> _Objective_:
Provide the records once more, identical to the original.

-- Begin Entries supplied --

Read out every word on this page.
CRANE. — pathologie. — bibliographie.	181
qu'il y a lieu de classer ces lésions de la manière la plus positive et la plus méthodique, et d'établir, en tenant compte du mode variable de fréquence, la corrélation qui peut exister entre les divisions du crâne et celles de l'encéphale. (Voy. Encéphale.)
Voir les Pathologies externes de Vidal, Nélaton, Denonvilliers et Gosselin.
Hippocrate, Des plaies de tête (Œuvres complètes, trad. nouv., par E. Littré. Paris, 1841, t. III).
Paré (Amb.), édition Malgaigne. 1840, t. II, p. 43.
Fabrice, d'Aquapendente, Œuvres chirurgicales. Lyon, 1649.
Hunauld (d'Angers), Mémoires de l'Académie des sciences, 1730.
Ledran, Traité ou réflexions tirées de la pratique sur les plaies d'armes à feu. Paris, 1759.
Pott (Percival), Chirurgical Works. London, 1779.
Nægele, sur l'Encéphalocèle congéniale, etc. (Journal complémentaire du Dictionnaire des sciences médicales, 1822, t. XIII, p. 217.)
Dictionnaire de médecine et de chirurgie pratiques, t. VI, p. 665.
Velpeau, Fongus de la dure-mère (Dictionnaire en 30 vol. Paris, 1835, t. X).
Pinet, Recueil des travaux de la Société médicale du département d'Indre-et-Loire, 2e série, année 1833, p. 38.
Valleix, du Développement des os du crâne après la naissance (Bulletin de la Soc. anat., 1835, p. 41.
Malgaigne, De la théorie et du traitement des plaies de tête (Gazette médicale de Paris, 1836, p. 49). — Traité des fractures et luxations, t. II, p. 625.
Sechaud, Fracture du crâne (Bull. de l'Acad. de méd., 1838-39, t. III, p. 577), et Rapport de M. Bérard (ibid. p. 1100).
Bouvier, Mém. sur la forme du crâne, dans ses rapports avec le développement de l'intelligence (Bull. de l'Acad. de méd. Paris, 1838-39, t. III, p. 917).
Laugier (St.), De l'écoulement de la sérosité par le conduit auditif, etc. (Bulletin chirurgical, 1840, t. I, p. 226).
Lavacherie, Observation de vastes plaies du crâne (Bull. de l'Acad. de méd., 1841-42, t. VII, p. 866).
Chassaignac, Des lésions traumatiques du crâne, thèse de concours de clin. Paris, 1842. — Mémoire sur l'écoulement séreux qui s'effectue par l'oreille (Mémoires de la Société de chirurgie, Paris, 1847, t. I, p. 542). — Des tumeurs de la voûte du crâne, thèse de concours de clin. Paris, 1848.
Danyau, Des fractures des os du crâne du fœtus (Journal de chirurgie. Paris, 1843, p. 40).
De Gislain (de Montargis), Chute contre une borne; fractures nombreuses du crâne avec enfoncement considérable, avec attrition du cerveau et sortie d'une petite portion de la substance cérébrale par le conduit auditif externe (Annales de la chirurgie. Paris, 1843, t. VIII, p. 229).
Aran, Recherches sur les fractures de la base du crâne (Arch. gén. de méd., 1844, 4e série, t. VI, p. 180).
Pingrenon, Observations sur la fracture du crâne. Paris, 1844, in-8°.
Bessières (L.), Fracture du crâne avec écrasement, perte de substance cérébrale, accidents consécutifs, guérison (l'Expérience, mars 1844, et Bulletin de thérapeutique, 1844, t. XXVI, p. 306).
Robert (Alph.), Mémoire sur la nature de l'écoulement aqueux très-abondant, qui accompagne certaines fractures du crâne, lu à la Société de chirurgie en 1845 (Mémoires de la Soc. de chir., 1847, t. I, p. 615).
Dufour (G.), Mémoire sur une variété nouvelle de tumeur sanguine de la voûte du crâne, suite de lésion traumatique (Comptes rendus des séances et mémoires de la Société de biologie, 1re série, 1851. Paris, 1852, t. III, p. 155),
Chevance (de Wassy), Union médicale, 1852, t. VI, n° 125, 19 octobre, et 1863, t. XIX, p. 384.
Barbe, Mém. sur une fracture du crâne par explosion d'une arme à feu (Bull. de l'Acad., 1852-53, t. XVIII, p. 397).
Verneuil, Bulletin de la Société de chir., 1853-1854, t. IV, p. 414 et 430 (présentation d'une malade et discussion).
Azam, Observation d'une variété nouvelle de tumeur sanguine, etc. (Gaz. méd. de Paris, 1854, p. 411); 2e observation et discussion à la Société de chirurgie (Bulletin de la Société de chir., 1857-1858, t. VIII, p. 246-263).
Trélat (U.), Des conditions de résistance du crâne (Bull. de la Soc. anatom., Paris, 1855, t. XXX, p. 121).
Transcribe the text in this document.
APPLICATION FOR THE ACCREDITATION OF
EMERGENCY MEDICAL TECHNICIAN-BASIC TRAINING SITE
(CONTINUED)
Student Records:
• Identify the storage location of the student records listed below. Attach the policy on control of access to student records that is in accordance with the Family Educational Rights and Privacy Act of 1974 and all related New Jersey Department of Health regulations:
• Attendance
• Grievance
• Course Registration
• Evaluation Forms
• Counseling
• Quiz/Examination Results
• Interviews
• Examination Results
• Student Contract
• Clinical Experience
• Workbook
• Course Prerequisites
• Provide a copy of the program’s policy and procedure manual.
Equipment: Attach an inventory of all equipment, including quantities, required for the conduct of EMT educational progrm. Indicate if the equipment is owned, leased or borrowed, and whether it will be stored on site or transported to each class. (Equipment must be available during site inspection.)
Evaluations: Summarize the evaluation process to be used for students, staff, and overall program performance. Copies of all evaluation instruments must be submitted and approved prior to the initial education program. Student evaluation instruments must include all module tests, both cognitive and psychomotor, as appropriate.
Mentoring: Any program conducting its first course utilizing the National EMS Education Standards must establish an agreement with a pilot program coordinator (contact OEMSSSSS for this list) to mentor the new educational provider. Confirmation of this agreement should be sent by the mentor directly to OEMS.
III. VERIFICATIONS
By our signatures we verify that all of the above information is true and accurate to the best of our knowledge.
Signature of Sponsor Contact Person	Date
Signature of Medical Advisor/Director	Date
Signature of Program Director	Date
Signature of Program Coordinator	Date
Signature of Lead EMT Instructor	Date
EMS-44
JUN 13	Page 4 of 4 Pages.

-- End Entries supplied --

> _Answer_:
Read out every word on this page.
CRANE. — pathologie. — bibliographie.	181
qu'il y a lieu de classer ces lésions de la manière la plus positive et la plus méthodique, et d'établir, en tenant compte du mode variable de fréquence, la corrélation qui peut exister entre les divisions du crâne et celles de l'encéphale. (Voy. Encéphale.)
Voir les Pathologies externes de Vidal, Nélaton, Denonvilliers et Gosselin.
Hippocrate, Des plaies de tête (Œuvres complètes, trad. nouv., par E. Littré. Paris, 1841, t. III).
Paré (Amb.), édition Malgaigne. 1840, t. II, p. 43.
Fabrice, d'Aquapendente, Œuvres chirurgicales. Lyon, 1649.
Hunauld (d'Angers), Mémoires de l'Académie des sciences, 1730.
Ledran, Traité ou réflexions tirées de la pratique sur les plaies d'armes à feu. Paris, 1759.
Pott (Percival), Chirurgical Works. London, 1779.
Nægele, sur l'Encéphalocèle congéniale, etc. (Journal complémentaire du Dictionnaire des sciences médicales, 1822, t. XIII, p. 217.)
Dictionnaire de médecine et de chirurgie pratiques, t. VI, p. 665.
Velpeau, Fongus de la dure-mère (Dictionnaire en 30 vol. Paris, 1835, t. X).
Pinet, Recueil des travaux de la Société médicale du département d'Indre-et-Loire, 2e série, année 1833, p. 38.
Valleix, du Développement des os du crâne après la naissance (Bulletin de la Soc. anat., 1835, p. 41.
Malgaigne, De la théorie et du traitement des plaies de tête (Gazette médicale de Paris, 1836, p. 49). — Traité des fractures et luxations, t. II, p. 625.
Sechaud, Fracture du crâne (Bull. de l'Acad. de méd., 1838-39, t. III, p. 577), et Rapport de M. Bérard (ibid. p. 1100).
Bouvier, Mém. sur la forme du crâne, dans ses rapports avec le développement de l'intelligence (Bull. de l'Acad. de méd. Paris, 1838-39, t. III, p. 917).
Laugier (St.), De l'écoulement de la sérosité par le conduit auditif, etc. (Bulletin chirurgical, 1840, t. I, p. 226).
Lavacherie, Observation de vastes plaies du crâne (Bull. de l'Acad. de méd., 1841-42, t. VII, p. 866).
Chassaignac, Des lésions traumatiques du crâne, thèse de concours de clin. Paris, 1842. — Mémoire sur l'écoulement séreux qui s'effectue par l'oreille (Mémoires de la Société de chirurgie, Paris, 1847, t. I, p. 542). — Des tumeurs de la voûte du crâne, thèse de concours de clin. Paris, 1848.
Danyau, Des fractures des os du crâne du fœtus (Journal de chirurgie. Paris, 1843, p. 40).
De Gislain (de Montargis), Chute contre une borne; fractures nombreuses du crâne avec enfoncement considérable, avec attrition du cerveau et sortie d'une petite portion de la substance cérébrale par le conduit auditif externe (Annales de la chirurgie. Paris, 1843, t. VIII, p. 229).
Aran, Recherches sur les fractures de la base du crâne (Arch. gén. de méd., 1844, 4e série, t. VI, p. 180).
Pingrenon, Observations sur la fracture du crâne. Paris, 1844, in-8°.
Bessières (L.), Fracture du crâne avec écrasement, perte de substance cérébrale, accidents consécutifs, guérison (l'Expérience, mars 1844, et Bulletin de thérapeutique, 1844, t. XXVI, p. 306).
Robert (Alph.), Mémoire sur la nature de l'écoulement aqueux très-abondant, qui accompagne certaines fractures du crâne, lu à la Société de chirurgie en 1845 (Mémoires de la Soc. de chir., 1847, t. I, p. 615).
Dufour (G.), Mémoire sur une variété nouvelle de tumeur sanguine de la voûte du crâne, suite de lésion traumatique (Comptes rendus des séances et mémoires de la Société de biologie, 1re série, 1851. Paris, 1852, t. III, p. 155),
Chevance (de Wassy), Union médicale, 1852, t. VI, n° 125, 19 octobre, et 1863, t. XIX, p. 384.
Barbe, Mém. sur une fracture du crâne par explosion d'une arme à feu (Bull. de l'Acad., 1852-53, t. XVIII, p. 397).
Verneuil, Bulletin de la Société de chir., 1853-1854, t. IV, p. 414 et 430 (présentation d'une malade et discussion).
Azam, Observation d'une variété nouvelle de tumeur sanguine, etc. (Gaz. méd. de Paris, 1854, p. 411); 2e observation et discussion à la Société de chirurgie (Bulletin de la Société de chir., 1857-1858, t. VIII, p. 246-263).
Trélat (U.), Des conditions de résistance du crâne (Bull. de la Soc. anatom., Paris, 1855, t. XXX, p. 121).
Transcribe the text in this document.
APPLICATION FOR THE ACCREDITATION OF
EMERGENCY MEDICAL TECHNICIAN-BASIC TRAINING SITE
(CONTINUED)
Student Records:
• Identify the storage location of the student records listed below. Attach the policy on control of access to student records that is in accordance with the Family Educational Rights and Privacy Act of 1974 and all related New Jersey Department of Health regulations:
• Attendance
• Grievance
• Course Registration
• Evaluation Forms
• Counseling
• Quiz/Examination Results
• Interviews
• Examination Results
• Student Contract
• Clinical Experience
• Workbook
• Course Prerequisites
• Provide a copy of the program’s policy and procedure manual.
Equipment: Attach an inventory of all equipment, including quantities, required for the conduct of EMT educational progrm. Indicate if the equipment is owned, leased or borrowed, and whether it will be stored on site or transported to each class. (Equipment must be available during site inspection.)
Evaluations: Summarize the evaluation process to be used for students, staff, and overall program performance. Copies of all evaluation instruments must be submitted and approved prior to the initial education program. Student evaluation instruments must include all module tests, both cognitive and psychomotor, as appropriate.
Mentoring: Any program conducting its first course utilizing the National EMS Education Standards must establish an agreement with a pilot program coordinator (contact OEMSSSSS for this list) to mentor the new educational provider. Confirmation of this agreement should be sent by the mentor directly to OEMS.
III. VERIFICATIONS
By our signatures we verify that all of the above information is true and accurate to the best of our knowledge.
Signature of Sponsor Contact Person	Date
Signature of Medical Advisor/Director	Date
Signature of Program Director	Date
Signature of Program Coordinator	Date
Signature of Lead EMT Instructor	Date
EMS-44
JUN 13	Page 4 of 4 Pages.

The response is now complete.